+++ EXCERPTED RECORDS +++
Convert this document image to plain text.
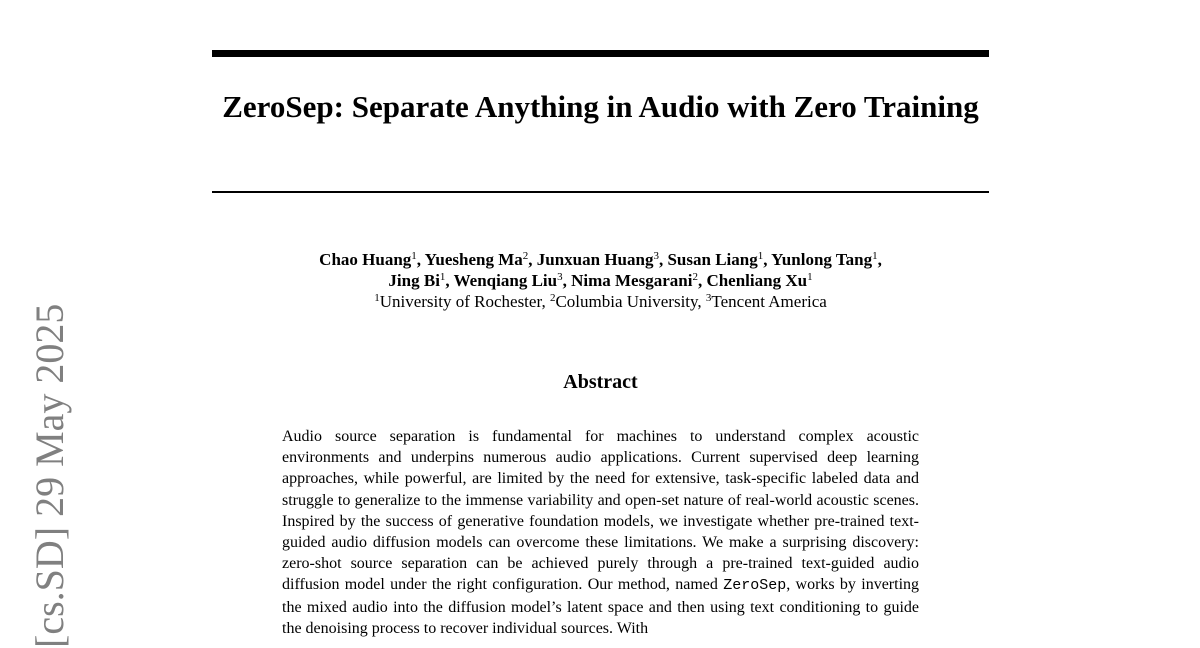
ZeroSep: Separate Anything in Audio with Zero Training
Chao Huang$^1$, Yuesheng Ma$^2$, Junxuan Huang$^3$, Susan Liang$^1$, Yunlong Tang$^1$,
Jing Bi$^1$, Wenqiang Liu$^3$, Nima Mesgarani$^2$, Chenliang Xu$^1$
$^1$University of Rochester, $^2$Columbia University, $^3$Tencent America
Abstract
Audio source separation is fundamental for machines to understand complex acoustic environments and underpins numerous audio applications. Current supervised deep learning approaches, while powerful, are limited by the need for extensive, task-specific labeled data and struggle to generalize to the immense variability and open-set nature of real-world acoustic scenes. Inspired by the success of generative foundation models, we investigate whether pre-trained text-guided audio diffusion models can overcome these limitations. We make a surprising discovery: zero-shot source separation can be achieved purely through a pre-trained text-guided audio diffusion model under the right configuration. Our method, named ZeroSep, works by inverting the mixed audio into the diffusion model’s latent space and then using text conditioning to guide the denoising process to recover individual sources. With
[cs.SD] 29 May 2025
+++
WRITTEN PROBLEM. Extract, from the listing above, every line where the string "ZeroSep" occurs.

WRITTEN RESPONSE.
ZeroSep: Separate Anything in Audio with Zero Training
Audio source separation is fundamental for machines to understand complex acoustic environments and underpins numerous audio applications. Current supervised deep learning approaches, while powerful, are limited by the need for extensive, task-specific labeled data and struggle to generalize to the immense variability and open-set nature of real-world acoustic scenes. Inspired by the success of generative foundation models, we investigate whether pre-trained text-guided audio diffusion models can overcome these limitations. We make a surprising discovery: zero-shot source separation can be achieved purely through a pre-trained text-guided audio diffusion model under the right configuration. Our method, named ZeroSep, works by inverting the mixed audio into the diffusion model’s latent space and then using text conditioning to guide the denoising process to recover individual sources. With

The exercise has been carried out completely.